原文:
無心に疾走してくる円タクも、哨兵の威嚇に驚き、車を降りて人垣に加わる有様であった。
私はこの様子を見て、ただちに庁舎に戻り、我が兵を連れ出し、
市民の動勢に対応すべく 舎門と市民群集との距離ほぼ中間地点にLGを据え 待機させた。
野中隊長は黙認していた。
ついで大森分隊も舎の門前に出て、外部に対し待機した。

私は再び歩哨線に行き、市民の垣のに中に一般人らしからぬ群集を感じた。
これらの人達は非常を知り 馳せ参じた私服警察官の群れである。
彼等は人垣の前面に出て、
「 通せ、通せ 」
と 叫ぶ。
哨兵は銃剣を擬して 「 駄目だ! 駄目だ!」 と 戻す。
警官も軍隊生活の経験者であるためか哨兵の威おどしの姿勢だけでは なかなか制止をきかない。
その時に常盤少尉が巡察に来てこの様を見、
「 みなさん この歩哨線から下がって下さい。そして帰って下さい。
解散しないなら撃つぞ。いいか!」
少尉は考え、そして叫んだ。
「 どうしても解散しないなら警視庁内に居る警官を殺すぞ。それでもいいか 」
人垣の結束は崩れて来た。
その垣の中から小柄だが眼光の鋭い男が現れ、
「 どうか責任者に会わせてくれ 」
と 動じない。
「 よし 会わせてやるがこの群集は穏やかでないから静かにさせろ!」
「 責任者に会ってからでないと静かにさせられない 」
常盤少尉は困った顔。
自分を見て、
「 おい班長、この男を野中中隊長のところへ案内してくれ 」
自分は直ちに応じた。同時に、
「 失礼だが拳銃を出してください 」
「 持っていない。ピストルは役所に置いてあるんだ。
俺は出勤途上なんだ。ピストルなんか持っていない 」
私は、 「 そうですか、では・・・・」
と 言いながらも警戒して件くだんの男の右側に身体を接して野中隊長の許へ行き、事情を報告した。
「 庁舎に入れてください 」
「 いや、我々の今回の行動は陛下の御為のものであり、
警視庁も一時押えているだけで決して乱暴なことはしない。
貴殿が我々の云うことに服従しないなら 我々は貴殿らを皇国のために敵としなければならない 」
「 巡査も軍隊と同様 陛下のためと思って行動しているんですから、
軍隊の行動には手出しなどはしません。
だが、吾等の仕事は警視庁内に入らなければ何事もできないので、
ぜひとも中に入れて下さい 」
「 これより一歩も入ってはいかん!」

やること:
1. 原文のうち、「その垣の中から小柄だが眼光の鋭い男が現れ、」を含む語句から書き始め、「私は、 「 そうですか、では・・・・」」で終わるところまでを一字も変えずに書き写せ。
2. 原文に基づき、次の問いに答えよ。
(a) 「私」はLGをどこに据えたか。
(b) 市民の人垣の中にいた一般人らしからぬ群集は、何者であったか。
(c) 小柄だが眼光の鋭い男は、ピストルをどこに置いてあると言ったか。

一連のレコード
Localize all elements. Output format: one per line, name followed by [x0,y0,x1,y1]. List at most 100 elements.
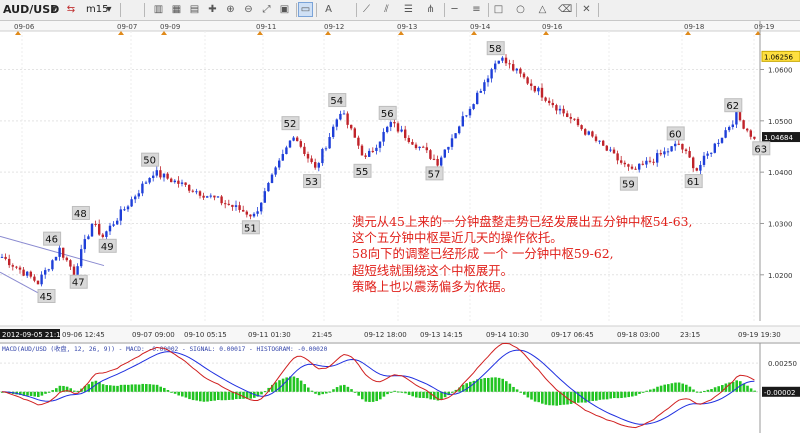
histogram-bar [667,384,670,392]
candle-body [396,123,400,132]
histogram-bar [292,376,296,392]
candle-body [465,115,468,117]
candle-body [263,191,266,203]
candle [414,142,418,150]
candle-body [609,149,612,151]
candle [353,127,356,138]
candle [710,152,713,157]
candle-body [641,163,644,165]
candle [641,160,644,166]
candle [652,158,655,166]
histogram-bar [152,384,155,392]
candle [83,234,86,253]
candle [317,161,320,172]
candle [166,172,169,180]
candle [540,83,544,102]
candle-body [94,223,97,225]
histogram-bar [544,391,548,405]
candle [296,136,299,142]
candle [112,221,115,228]
histogram-bar [681,383,684,392]
candle-body [324,148,328,150]
candle-body [648,160,652,162]
candle [465,115,468,118]
candle [0,253,4,258]
candle [702,152,706,168]
histogram-bar [411,391,414,397]
candle [162,173,166,182]
histogram-bar [361,391,364,400]
candle-body [335,119,338,127]
candle-body [540,87,544,98]
candle-body [450,138,454,147]
candle [648,156,652,164]
histogram-bar [649,389,652,392]
candle-body [162,173,166,178]
high-price-label: 1.06256 [764,53,793,61]
candle [216,195,220,198]
candle [303,143,306,157]
candle [339,110,342,121]
histogram-bar [213,391,216,401]
histogram-bar [699,391,702,393]
histogram-bar [339,385,342,392]
candle-body [18,267,22,270]
candle-body [148,177,151,183]
candle-body [350,124,353,129]
candle-body [72,266,76,275]
current-price-label: 1.04684 [764,134,793,142]
session-marker-icon [15,31,21,35]
candle-body [569,116,572,119]
session-marker-icon [471,31,477,35]
candle [634,166,637,170]
candle [396,121,400,134]
histogram-bar [490,377,494,392]
candle [108,222,112,235]
candle-body [364,155,367,157]
session-marker-icon [685,31,691,35]
candle-body [544,97,547,101]
candle [393,118,396,128]
candle-body [234,205,238,207]
histogram-bar [112,385,116,392]
candle-body [339,113,342,120]
candle [368,148,371,157]
candle [432,154,436,161]
candle [522,72,526,80]
candle-body [753,136,756,139]
candle-body [602,140,605,146]
candle [544,96,547,103]
candle-body [227,203,230,205]
candle-body [252,213,256,217]
analysis-note: 澳元从45上来的一分钟盘整走势已经发展出五分钟中枢54-63, 这个五分钟中枢是… [352,214,702,295]
histogram-bar [170,391,173,393]
histogram-bar [638,391,641,394]
histogram-bar [155,384,159,392]
candle-body [332,126,335,138]
histogram-bar [206,391,209,402]
candle [137,189,140,199]
point-label-47: 47 [72,278,85,289]
candle [324,146,328,152]
candle [123,206,126,211]
candle [170,177,173,183]
candle [515,67,518,74]
histogram-bar [137,384,141,392]
candle-body [310,158,313,163]
candle [468,106,472,119]
histogram-bar [505,381,508,392]
candle-body [105,231,108,237]
candle-body [461,116,464,127]
point-label-49: 49 [101,242,114,253]
candle [659,149,662,157]
histogram-bar [508,383,512,392]
candle [447,146,450,154]
candle-body [393,122,396,124]
candle [299,139,302,149]
histogram-bar [263,391,267,393]
candle [526,76,529,85]
histogram-bar [58,385,62,392]
time-axis-label: 09-11 01:30 [248,331,291,339]
time-axis-label: 23:15 [680,331,700,339]
histogram-bar [379,391,382,400]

解答:
1.
その垣の中から小柄だが眼光の鋭い男が現れ、
「 どうか責任者に会わせてくれ 」
と 動じない。
「 よし 会わせてやるがこの群集は穏やかでないから静かにさせろ!」
「 責任者に会ってからでないと静かにさせられない 」
常盤少尉は困った顔。
自分を見て、
「 おい班長、この男を野中中隊長のところへ案内してくれ 」
自分は直ちに応じた。同時に、
「 失礼だが拳銃を出してください 」
「 持っていない。ピストルは役所に置いてあるんだ。
俺は出勤途上なんだ。ピストルなんか持っていない 」
私は、 「 そうですか、では・・・・」

2.
(a) 舎門と市民群集との距離のほぼ中間地点
(b) 非常を知って馳せ参じた私服警察官の群れ
(c) 役所